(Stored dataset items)
* start *

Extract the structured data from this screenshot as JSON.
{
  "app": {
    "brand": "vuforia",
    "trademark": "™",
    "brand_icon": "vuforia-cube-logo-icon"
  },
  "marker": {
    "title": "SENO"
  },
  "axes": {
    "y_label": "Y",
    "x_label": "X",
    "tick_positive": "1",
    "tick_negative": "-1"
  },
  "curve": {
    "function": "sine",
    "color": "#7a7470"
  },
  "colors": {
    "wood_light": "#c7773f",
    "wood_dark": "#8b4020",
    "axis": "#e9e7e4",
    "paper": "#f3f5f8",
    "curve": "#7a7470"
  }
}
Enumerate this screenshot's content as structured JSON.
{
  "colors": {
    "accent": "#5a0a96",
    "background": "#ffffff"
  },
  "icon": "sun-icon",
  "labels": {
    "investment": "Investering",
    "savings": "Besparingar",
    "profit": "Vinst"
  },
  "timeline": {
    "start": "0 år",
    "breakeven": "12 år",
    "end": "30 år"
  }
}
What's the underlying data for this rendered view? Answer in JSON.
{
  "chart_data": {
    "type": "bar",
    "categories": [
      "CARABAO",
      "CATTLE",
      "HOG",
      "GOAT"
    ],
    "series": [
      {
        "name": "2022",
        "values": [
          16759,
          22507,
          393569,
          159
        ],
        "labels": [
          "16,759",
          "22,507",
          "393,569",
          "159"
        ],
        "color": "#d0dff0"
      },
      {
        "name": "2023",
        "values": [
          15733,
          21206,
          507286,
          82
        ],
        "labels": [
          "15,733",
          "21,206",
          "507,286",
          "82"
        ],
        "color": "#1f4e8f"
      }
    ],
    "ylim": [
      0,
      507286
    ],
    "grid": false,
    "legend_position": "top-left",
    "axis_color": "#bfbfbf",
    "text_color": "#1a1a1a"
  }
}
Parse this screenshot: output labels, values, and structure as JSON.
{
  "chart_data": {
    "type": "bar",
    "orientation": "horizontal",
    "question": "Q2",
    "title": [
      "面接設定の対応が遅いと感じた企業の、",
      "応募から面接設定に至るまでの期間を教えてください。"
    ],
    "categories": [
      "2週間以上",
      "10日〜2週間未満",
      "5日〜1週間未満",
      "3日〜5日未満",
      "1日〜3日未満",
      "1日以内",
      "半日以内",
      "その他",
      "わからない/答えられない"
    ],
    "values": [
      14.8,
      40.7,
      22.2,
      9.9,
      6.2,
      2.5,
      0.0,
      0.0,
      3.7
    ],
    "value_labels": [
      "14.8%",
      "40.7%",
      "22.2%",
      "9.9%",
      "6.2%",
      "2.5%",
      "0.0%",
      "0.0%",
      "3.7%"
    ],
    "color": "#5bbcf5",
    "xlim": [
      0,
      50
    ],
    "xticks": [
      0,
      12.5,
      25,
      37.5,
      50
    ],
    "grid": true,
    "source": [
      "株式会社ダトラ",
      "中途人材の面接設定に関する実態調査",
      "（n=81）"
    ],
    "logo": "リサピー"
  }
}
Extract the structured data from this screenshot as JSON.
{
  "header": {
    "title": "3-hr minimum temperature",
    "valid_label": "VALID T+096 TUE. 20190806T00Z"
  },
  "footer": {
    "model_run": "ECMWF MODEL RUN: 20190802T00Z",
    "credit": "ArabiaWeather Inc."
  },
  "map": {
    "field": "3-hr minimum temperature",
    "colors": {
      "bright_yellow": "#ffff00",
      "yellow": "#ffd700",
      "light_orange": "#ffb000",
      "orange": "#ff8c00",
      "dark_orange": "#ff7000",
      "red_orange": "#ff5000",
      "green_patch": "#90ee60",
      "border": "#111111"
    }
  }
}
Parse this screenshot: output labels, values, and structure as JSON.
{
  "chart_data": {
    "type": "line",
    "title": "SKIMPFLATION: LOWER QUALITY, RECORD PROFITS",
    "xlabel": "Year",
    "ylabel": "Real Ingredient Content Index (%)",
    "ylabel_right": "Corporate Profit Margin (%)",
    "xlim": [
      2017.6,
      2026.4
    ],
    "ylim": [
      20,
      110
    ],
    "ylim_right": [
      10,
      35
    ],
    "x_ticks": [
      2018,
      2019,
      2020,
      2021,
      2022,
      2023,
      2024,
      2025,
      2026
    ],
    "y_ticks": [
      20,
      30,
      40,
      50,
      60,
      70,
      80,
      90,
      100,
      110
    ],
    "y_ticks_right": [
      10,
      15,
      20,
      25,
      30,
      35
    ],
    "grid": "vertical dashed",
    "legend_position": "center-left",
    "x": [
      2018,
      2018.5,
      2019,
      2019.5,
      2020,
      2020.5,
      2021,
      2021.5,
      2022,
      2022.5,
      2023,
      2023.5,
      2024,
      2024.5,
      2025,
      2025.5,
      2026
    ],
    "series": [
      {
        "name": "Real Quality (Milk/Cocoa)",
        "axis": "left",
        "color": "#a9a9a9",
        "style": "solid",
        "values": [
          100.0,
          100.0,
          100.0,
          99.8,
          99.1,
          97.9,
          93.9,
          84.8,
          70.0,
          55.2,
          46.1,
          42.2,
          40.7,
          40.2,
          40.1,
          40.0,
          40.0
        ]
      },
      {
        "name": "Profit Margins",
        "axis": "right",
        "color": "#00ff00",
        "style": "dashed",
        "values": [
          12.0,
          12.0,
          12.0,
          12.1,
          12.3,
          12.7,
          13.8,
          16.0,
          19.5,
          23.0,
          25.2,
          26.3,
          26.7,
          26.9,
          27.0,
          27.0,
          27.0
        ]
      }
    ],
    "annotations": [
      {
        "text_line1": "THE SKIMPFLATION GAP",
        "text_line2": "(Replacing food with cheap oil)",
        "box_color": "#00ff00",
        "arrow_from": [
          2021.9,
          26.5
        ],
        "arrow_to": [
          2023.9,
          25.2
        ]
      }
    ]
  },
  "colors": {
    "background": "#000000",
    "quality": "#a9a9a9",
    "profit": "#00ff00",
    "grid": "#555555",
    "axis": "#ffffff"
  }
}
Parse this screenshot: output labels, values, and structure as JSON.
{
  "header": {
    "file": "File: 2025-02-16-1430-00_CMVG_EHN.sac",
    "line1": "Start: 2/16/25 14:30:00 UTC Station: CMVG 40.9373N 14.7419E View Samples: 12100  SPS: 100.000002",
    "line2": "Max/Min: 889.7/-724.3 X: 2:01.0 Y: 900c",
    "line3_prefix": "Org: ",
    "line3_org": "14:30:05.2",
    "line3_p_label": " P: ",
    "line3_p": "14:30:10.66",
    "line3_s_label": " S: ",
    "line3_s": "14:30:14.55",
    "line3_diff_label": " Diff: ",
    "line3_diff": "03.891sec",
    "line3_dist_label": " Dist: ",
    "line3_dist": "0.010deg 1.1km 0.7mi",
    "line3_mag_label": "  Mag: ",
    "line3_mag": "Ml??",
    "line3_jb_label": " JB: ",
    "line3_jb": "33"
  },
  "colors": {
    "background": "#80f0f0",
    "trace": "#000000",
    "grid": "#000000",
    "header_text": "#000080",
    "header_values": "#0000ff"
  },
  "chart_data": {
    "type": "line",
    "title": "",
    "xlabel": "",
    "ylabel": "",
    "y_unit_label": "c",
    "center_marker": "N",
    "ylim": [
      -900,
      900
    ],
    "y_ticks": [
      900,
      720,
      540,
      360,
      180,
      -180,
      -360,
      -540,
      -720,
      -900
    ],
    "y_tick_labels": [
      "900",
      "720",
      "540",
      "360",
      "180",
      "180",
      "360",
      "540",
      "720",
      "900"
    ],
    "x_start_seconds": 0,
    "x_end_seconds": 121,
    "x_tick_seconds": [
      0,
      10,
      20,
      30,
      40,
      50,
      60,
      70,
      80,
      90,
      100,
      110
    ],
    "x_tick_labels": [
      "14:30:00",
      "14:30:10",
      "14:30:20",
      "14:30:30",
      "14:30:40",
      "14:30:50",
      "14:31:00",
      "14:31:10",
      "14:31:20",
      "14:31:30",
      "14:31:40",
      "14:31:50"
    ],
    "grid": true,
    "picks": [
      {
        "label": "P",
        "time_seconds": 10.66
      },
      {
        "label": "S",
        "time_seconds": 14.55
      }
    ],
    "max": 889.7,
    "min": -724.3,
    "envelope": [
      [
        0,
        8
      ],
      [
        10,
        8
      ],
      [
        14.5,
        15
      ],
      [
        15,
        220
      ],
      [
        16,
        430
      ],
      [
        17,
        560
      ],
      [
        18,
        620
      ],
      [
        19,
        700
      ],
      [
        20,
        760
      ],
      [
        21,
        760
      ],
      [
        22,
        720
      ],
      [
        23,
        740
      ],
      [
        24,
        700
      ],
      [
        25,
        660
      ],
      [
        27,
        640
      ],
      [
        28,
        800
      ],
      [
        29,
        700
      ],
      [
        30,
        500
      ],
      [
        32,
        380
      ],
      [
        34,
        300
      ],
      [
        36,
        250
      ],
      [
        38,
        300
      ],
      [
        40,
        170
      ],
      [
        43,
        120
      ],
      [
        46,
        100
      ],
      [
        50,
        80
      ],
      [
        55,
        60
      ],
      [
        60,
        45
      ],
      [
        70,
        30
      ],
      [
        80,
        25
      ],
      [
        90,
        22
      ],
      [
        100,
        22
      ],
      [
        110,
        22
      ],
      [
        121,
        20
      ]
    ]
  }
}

* end *

▶ _WHAT THE TASK ASKS_: Pull out every line in the data above that has the word "Real".

▶ _REPLY_:
    "ylabel": "Real Ingredient Content Index (%)",
        "name": "Real Quality (Milk/Cocoa)",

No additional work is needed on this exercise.